§ DATA PROVIDED:
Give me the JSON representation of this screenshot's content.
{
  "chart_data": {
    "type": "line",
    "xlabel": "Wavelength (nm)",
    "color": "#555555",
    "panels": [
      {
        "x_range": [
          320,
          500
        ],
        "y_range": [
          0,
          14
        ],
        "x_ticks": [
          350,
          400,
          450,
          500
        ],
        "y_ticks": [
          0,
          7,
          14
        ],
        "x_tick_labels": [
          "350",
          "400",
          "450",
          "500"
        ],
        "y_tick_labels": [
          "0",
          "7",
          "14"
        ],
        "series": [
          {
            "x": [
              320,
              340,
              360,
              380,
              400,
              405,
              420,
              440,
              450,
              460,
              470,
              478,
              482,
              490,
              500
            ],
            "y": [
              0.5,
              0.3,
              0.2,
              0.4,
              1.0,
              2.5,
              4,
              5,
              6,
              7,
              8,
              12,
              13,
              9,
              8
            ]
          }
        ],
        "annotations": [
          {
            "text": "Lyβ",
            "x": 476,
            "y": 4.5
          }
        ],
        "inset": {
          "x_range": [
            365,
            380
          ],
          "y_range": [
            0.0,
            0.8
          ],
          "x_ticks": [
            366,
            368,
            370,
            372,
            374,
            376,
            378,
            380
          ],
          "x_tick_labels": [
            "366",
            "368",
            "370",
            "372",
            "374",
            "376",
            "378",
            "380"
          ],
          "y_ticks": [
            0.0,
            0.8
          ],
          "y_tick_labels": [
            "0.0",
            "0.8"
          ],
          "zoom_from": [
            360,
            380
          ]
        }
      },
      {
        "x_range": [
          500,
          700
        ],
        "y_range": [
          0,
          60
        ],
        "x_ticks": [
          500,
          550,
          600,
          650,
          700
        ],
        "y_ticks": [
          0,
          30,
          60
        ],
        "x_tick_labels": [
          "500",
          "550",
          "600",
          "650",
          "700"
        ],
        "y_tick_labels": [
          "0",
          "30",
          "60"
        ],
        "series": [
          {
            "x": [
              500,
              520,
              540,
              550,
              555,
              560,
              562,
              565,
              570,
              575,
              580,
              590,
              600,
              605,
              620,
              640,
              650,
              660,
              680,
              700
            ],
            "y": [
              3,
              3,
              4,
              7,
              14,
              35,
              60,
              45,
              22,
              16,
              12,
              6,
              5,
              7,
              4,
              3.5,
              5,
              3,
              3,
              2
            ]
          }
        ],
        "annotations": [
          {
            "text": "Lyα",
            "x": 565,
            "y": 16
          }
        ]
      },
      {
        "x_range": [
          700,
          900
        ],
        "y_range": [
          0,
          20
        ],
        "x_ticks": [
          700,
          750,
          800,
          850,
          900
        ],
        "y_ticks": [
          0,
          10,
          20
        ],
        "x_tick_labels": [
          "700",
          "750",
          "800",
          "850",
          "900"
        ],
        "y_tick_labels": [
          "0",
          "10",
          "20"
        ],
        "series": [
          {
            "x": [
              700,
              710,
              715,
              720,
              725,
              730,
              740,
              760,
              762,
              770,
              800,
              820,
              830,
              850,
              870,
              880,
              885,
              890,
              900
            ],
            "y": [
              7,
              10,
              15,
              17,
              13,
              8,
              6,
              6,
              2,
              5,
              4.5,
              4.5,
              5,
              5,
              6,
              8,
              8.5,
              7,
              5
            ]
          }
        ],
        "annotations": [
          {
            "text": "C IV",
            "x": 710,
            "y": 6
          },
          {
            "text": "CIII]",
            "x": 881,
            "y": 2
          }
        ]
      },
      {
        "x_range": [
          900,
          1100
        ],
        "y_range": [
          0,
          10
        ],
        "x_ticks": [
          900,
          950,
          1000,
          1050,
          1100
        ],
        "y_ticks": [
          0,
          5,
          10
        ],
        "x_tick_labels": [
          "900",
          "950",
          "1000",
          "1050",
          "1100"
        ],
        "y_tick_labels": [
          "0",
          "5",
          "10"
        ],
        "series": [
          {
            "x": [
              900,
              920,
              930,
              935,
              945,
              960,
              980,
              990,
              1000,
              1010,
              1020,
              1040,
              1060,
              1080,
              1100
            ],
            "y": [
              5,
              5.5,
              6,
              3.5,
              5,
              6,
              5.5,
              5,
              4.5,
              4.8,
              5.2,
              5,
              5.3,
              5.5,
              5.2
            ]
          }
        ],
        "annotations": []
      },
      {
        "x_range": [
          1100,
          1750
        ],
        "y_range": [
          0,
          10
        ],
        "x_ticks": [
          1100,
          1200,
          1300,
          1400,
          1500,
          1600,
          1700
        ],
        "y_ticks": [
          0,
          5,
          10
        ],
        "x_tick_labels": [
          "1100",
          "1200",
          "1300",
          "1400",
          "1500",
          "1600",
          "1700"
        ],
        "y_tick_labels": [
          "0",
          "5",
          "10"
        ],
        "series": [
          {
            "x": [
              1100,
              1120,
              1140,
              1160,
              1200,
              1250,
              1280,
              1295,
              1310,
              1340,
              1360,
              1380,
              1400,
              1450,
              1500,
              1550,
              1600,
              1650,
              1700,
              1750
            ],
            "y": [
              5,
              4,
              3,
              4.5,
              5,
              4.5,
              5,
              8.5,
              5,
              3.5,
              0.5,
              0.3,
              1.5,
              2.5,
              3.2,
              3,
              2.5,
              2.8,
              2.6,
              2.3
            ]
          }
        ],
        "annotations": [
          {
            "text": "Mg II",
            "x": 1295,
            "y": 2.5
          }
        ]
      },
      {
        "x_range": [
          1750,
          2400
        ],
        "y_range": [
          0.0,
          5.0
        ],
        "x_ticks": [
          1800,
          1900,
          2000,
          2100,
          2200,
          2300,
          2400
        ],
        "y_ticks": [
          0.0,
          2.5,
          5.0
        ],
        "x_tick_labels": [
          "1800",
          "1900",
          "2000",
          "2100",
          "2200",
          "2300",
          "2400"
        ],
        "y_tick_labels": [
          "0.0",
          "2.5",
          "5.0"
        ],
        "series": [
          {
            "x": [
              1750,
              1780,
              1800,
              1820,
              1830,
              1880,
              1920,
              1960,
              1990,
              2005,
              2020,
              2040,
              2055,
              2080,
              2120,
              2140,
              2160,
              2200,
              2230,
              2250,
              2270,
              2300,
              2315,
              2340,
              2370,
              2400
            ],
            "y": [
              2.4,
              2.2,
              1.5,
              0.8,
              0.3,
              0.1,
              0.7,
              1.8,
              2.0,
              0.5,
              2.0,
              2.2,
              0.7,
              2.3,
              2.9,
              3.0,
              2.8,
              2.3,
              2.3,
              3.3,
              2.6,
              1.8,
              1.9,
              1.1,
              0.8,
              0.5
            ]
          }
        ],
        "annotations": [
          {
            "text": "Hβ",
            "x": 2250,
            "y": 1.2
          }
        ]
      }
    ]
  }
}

§ PROMPT: Pull every line containing "text" from the material above.

§ EXERCISE ANSWER:
            "text": "Lyβ",
            "text": "Lyα",
            "text": "C IV",
            "text": "CIII]",
            "text": "Mg II",
            "text": "Hβ",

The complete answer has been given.